--- Extracted information ---

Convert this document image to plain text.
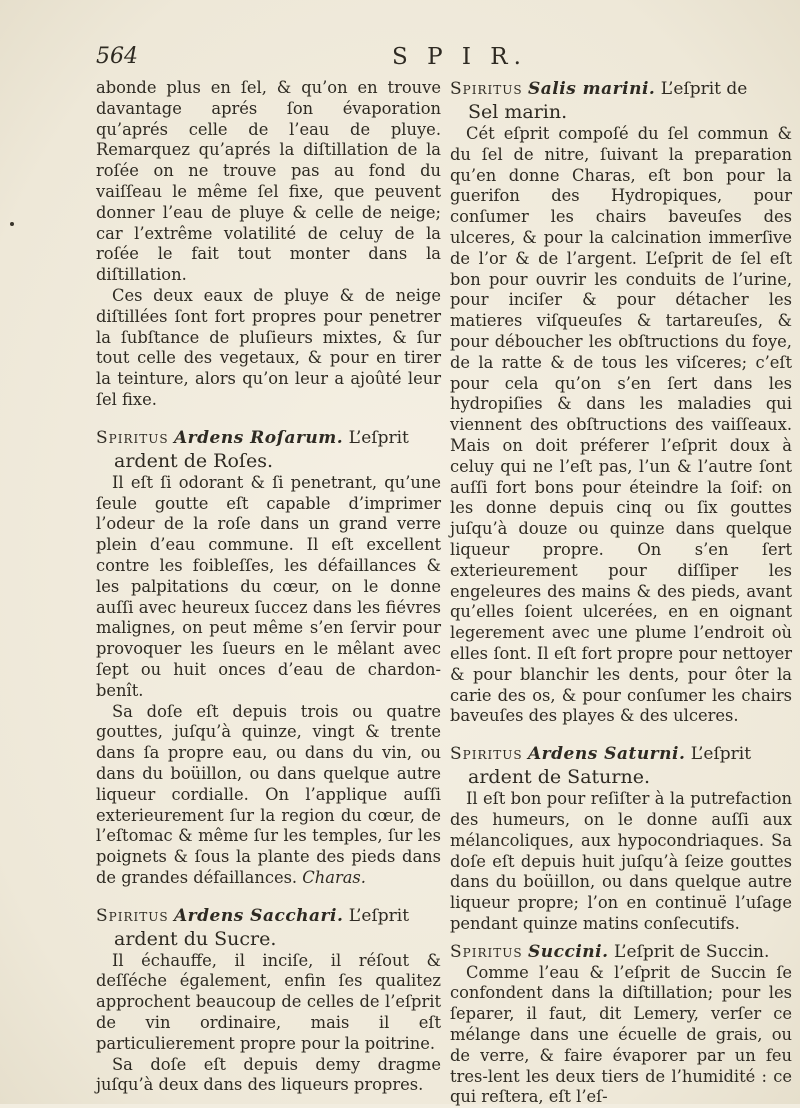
564	S P I R.

abonde plus en ſel, & qu’on en trouve davantage aprés ſon évaporation qu’aprés celle de l’eau de pluye. Remarquez qu’aprés la diſtillation de la roſée on ne trouve pas au fond du vaiſſeau le même ſel fixe, que peuvent donner l’eau de pluye & celle de neige; car l’extrême volatilité de celuy de la roſée le fait tout monter dans la diſtillation.

Ces deux eaux de pluye & de neige diſtillées ſont fort propres pour penetrer la ſubſtance de pluſieurs mixtes, & ſur tout celle des vegetaux, & pour en tirer la teinture, alors qu’on leur a ajoûté leur ſel fixe.

Spiritus Ardens Roſarum. L’eſprit
ardent de Roſes.

Il eſt ſi odorant & ſi penetrant, qu’une ſeule goutte eſt capable d’imprimer l’odeur de la roſe dans un grand verre plein d’eau commune. Il eſt excellent contre les foibleſſes, les défaillances & les palpitations du cœur, on le donne auſſi avec heureux ſuccez dans les fiévres malignes, on peut même s’en ſervir pour provoquer les ſueurs en le mêlant avec ſept ou huit onces d’eau de chardon-benît.

Sa doſe eſt depuis trois ou quatre gouttes, juſqu’à quinze, vingt & trente dans ſa propre eau, ou dans du vin, ou dans du boüillon, ou dans quelque autre liqueur cordialle. On l’applique auſſi exterieurement ſur la region du cœur, de l’eſtomac & même ſur les temples, ſur les poignets & ſous la plante des pieds dans de grandes défaillances. Charas.

Spiritus Ardens Sacchari. L’eſprit
ardent du Sucre.

Il échauffe, il inciſe, il réſout & deſſéche également, enfin ſes qualitez approchent beaucoup de celles de l’eſprit de vin ordinaire, mais il eſt particulierement propre pour la poitrine.

Sa doſe eſt depuis demy dragme juſqu’à deux dans des liqueurs propres.

Spiritus Salis marini. L’eſprit de
Sel marin.

Cét eſprit compoſé du ſel commun & du ſel de nitre, ſuivant la preparation qu’en donne Charas, eſt bon pour la guerifon des Hydropiques, pour conſumer les chairs baveuſes des ulceres, & pour la calcination immerſive de l’or & de l’argent. L’eſprit de ſel eſt bon pour ouvrir les conduits de l’urine, pour inciſer & pour détacher les matieres viſqueuſes & tartareuſes, & pour déboucher les obſtructions du foye, de la ratte & de tous les viſceres; c’eſt pour cela qu’on s’en ſert dans les hydropiſies & dans les maladies qui viennent des obſtructions des vaiſſeaux. Mais on doit préferer l’eſprit doux à celuy qui ne l’eſt pas, l’un & l’autre ſont auſſi fort bons pour éteindre la ſoif: on les donne depuis cinq ou ſix gouttes juſqu’à douze ou quinze dans quelque liqueur propre. On s’en ſert exterieurement pour diſſiper les engeleures des mains & des pieds, avant qu’elles ſoient ulcerées, en en oignant legerement avec une plume l’endroit où elles ſont. Il eſt fort propre pour nettoyer & pour blanchir les dents, pour ôter la carie des os, & pour conſumer les chairs baveuſes des playes & des ulceres.

Spiritus Ardens Saturni. L’eſprit
ardent de Saturne.

Il eſt bon pour reſiſter à la putrefaction des humeurs, on le donne auſſi aux mélancoliques, aux hypocondriaques. Sa doſe eſt depuis huit juſqu’à ſeize gouttes dans du boüillon, ou dans quelque autre liqueur propre; l’on en continuë l’uſage pendant quinze matins conſecutifs.

Spiritus Succini. L’eſprit de Succin.

Comme l’eau & l’eſprit de Succin ſe confondent dans la diſtillation; pour les ſeparer, il faut, dit Lemery, verſer ce mélange dans une écuelle de grais, ou de verre, & faire évaporer par un feu tres-lent les deux tiers de l’humidité : ce qui reſtera, eſt l’eſ-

---

**Given task**
List each line in the listing that contains the string "Succin".

**Answer**
Spiritus Succini. L’eſprit de Succin.
Comme l’eau & l’eſprit de Succin ſe confondent dans la diſtillation; pour les ſeparer, il faut, dit Lemery, verſer ce mélange dans une écuelle de grais, ou de verre, & faire évaporer par un feu tres-lent les deux tiers de l’humidité : ce qui reſtera, eſt l’eſ-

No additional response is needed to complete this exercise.